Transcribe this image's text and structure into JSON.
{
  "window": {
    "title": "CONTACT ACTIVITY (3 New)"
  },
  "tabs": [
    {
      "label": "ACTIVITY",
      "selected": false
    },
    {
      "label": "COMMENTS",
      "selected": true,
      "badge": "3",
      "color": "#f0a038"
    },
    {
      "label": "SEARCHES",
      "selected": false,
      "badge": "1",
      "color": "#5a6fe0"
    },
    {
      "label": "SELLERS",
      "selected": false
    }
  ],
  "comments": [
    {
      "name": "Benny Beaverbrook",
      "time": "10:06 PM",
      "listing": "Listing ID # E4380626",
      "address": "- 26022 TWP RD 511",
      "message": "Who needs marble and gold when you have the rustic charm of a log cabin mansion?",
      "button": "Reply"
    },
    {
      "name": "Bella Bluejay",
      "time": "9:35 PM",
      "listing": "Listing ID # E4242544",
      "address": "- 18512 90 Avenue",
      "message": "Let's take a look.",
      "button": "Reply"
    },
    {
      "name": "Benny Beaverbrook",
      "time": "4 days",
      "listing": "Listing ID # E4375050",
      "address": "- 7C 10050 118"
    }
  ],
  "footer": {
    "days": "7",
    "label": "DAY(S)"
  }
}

..........

* _The problem_: Report how many lines of the records above contain the word "selected", giving only the number.

* _Solution for this task_: 4